Task statement:
Rewrite the entries below with every "wind-barb" changed to "wind-arrow" and all other text left as it is.

Supplied entries:
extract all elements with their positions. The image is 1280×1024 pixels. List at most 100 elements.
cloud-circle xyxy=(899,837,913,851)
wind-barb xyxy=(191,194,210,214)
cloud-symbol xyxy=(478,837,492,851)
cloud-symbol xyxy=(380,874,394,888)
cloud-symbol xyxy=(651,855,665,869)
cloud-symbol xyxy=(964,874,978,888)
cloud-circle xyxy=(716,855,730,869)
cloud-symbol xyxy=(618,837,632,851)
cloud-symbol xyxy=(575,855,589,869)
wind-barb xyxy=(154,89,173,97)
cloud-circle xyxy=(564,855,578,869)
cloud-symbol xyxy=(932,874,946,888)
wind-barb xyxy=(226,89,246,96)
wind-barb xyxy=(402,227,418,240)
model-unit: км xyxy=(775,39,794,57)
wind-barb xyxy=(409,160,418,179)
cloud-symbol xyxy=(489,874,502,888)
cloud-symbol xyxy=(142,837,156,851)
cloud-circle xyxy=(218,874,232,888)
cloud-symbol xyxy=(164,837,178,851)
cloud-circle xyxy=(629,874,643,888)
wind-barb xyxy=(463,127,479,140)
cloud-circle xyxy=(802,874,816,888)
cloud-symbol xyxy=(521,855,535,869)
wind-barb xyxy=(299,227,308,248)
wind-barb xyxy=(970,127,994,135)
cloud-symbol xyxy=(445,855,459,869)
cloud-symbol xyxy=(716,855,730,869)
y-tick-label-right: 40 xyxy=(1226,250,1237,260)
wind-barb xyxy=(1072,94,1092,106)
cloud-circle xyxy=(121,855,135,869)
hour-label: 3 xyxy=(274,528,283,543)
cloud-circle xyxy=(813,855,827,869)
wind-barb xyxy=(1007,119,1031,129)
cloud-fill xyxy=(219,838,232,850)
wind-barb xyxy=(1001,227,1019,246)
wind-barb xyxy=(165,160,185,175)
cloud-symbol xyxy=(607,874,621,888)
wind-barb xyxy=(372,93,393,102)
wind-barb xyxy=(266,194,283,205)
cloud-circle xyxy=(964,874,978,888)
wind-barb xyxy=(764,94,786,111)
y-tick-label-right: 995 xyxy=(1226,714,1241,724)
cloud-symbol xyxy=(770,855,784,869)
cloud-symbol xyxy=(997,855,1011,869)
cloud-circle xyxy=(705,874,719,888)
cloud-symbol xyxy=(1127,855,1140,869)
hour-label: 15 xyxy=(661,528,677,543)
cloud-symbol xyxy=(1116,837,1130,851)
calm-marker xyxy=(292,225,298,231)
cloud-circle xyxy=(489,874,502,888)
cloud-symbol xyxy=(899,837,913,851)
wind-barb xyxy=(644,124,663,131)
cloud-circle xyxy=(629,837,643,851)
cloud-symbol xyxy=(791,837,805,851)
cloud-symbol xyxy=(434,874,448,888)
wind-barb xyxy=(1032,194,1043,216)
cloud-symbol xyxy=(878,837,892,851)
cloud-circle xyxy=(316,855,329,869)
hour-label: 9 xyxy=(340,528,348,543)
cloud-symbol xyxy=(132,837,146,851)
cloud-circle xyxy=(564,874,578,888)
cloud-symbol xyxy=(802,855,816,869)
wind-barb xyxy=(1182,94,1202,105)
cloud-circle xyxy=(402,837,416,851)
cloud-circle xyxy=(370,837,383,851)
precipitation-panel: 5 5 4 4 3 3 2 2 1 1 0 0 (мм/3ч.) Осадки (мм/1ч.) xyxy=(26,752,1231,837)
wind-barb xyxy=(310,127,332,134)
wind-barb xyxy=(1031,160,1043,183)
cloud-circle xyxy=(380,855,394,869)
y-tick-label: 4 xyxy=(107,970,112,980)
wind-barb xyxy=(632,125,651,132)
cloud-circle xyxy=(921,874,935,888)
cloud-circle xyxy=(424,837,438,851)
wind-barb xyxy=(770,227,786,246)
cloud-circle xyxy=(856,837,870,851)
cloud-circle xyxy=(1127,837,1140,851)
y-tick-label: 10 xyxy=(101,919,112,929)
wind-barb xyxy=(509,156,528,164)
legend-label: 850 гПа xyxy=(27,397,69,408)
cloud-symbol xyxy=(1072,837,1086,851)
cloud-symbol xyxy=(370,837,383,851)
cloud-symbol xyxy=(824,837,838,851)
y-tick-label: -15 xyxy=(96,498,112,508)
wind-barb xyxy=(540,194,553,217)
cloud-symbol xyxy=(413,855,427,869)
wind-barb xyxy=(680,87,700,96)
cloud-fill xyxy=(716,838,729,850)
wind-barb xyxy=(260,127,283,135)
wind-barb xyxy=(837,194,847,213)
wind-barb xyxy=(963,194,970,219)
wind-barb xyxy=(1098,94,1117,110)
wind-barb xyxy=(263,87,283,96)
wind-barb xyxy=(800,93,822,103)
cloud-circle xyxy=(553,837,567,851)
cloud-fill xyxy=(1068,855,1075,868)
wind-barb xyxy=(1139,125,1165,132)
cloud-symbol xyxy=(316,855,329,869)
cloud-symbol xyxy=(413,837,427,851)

Correct response:
extract all elements with their positions. The image is 1280×1024 pixels. List at most 100 elements.
cloud-circle xyxy=(899,837,913,851)
wind-arrow xyxy=(191,194,210,214)
cloud-symbol xyxy=(478,837,492,851)
cloud-symbol xyxy=(380,874,394,888)
cloud-symbol xyxy=(651,855,665,869)
cloud-symbol xyxy=(964,874,978,888)
cloud-circle xyxy=(716,855,730,869)
cloud-symbol xyxy=(618,837,632,851)
cloud-symbol xyxy=(575,855,589,869)
wind-arrow xyxy=(154,89,173,97)
cloud-circle xyxy=(564,855,578,869)
cloud-symbol xyxy=(932,874,946,888)
wind-arrow xyxy=(226,89,246,96)
wind-arrow xyxy=(402,227,418,240)
model-unit: км xyxy=(775,39,794,57)
wind-arrow xyxy=(409,160,418,179)
cloud-symbol xyxy=(489,874,502,888)
cloud-symbol xyxy=(142,837,156,851)
cloud-circle xyxy=(218,874,232,888)
cloud-symbol xyxy=(164,837,178,851)
cloud-circle xyxy=(629,874,643,888)
wind-arrow xyxy=(463,127,479,140)
cloud-circle xyxy=(802,874,816,888)
cloud-symbol xyxy=(521,855,535,869)
wind-arrow xyxy=(299,227,308,248)
wind-arrow xyxy=(970,127,994,135)
cloud-symbol xyxy=(445,855,459,869)
cloud-symbol xyxy=(716,855,730,869)
y-tick-label-right: 40 xyxy=(1226,250,1237,260)
wind-arrow xyxy=(1072,94,1092,106)
cloud-circle xyxy=(121,855,135,869)
hour-label: 3 xyxy=(274,528,283,543)
cloud-circle xyxy=(813,855,827,869)
wind-arrow xyxy=(1007,119,1031,129)
cloud-fill xyxy=(219,838,232,850)
wind-arrow xyxy=(1001,227,1019,246)
wind-arrow xyxy=(165,160,185,175)
cloud-symbol xyxy=(607,874,621,888)
wind-arrow xyxy=(372,93,393,102)
wind-arrow xyxy=(266,194,283,205)
cloud-circle xyxy=(964,874,978,888)
wind-arrow xyxy=(764,94,786,111)
y-tick-label-right: 995 xyxy=(1226,714,1241,724)
cloud-symbol xyxy=(770,855,784,869)
cloud-symbol xyxy=(997,855,1011,869)
cloud-circle xyxy=(705,874,719,888)
cloud-symbol xyxy=(1127,855,1140,869)
hour-label: 15 xyxy=(661,528,677,543)
cloud-symbol xyxy=(1116,837,1130,851)
calm-marker xyxy=(292,225,298,231)
cloud-circle xyxy=(489,874,502,888)
cloud-symbol xyxy=(899,837,913,851)
wind-arrow xyxy=(644,124,663,131)
cloud-circle xyxy=(629,837,643,851)
cloud-symbol xyxy=(791,837,805,851)
cloud-symbol xyxy=(434,874,448,888)
wind-arrow xyxy=(1032,194,1043,216)
cloud-symbol xyxy=(878,837,892,851)
cloud-circle xyxy=(316,855,329,869)
hour-label: 9 xyxy=(340,528,348,543)
cloud-symbol xyxy=(132,837,146,851)
cloud-circle xyxy=(564,874,578,888)
cloud-symbol xyxy=(802,855,816,869)
wind-arrow xyxy=(1182,94,1202,105)
cloud-circle xyxy=(402,837,416,851)
cloud-circle xyxy=(370,837,383,851)
precipitation-panel: 5 5 4 4 3 3 2 2 1 1 0 0 (мм/3ч.) Осадки (мм/1ч.) xyxy=(26,752,1231,837)
wind-arrow xyxy=(310,127,332,134)
wind-arrow xyxy=(1031,160,1043,183)
cloud-circle xyxy=(380,855,394,869)
y-tick-label: 4 xyxy=(107,970,112,980)
wind-arrow xyxy=(632,125,651,132)
cloud-circle xyxy=(921,874,935,888)
cloud-circle xyxy=(424,837,438,851)
wind-arrow xyxy=(770,227,786,246)
cloud-circle xyxy=(856,837,870,851)
cloud-circle xyxy=(1127,837,1140,851)
y-tick-label: 10 xyxy=(101,919,112,929)
wind-arrow xyxy=(509,156,528,164)
legend-label: 850 гПа xyxy=(27,397,69,408)
cloud-symbol xyxy=(1072,837,1086,851)
cloud-symbol xyxy=(370,837,383,851)
cloud-symbol xyxy=(824,837,838,851)
y-tick-label: -15 xyxy=(96,498,112,508)
wind-arrow xyxy=(540,194,553,217)
cloud-symbol xyxy=(413,855,427,869)
wind-arrow xyxy=(680,87,700,96)
cloud-fill xyxy=(716,838,729,850)
wind-arrow xyxy=(260,127,283,135)
wind-arrow xyxy=(837,194,847,213)
wind-arrow xyxy=(963,194,970,219)
wind-arrow xyxy=(1098,94,1117,110)
wind-arrow xyxy=(263,87,283,96)
wind-arrow xyxy=(800,93,822,103)
cloud-circle xyxy=(553,837,567,851)
cloud-fill xyxy=(1068,855,1075,868)
wind-arrow xyxy=(1139,125,1165,132)
cloud-symbol xyxy=(316,855,329,869)
cloud-symbol xyxy=(413,837,427,851)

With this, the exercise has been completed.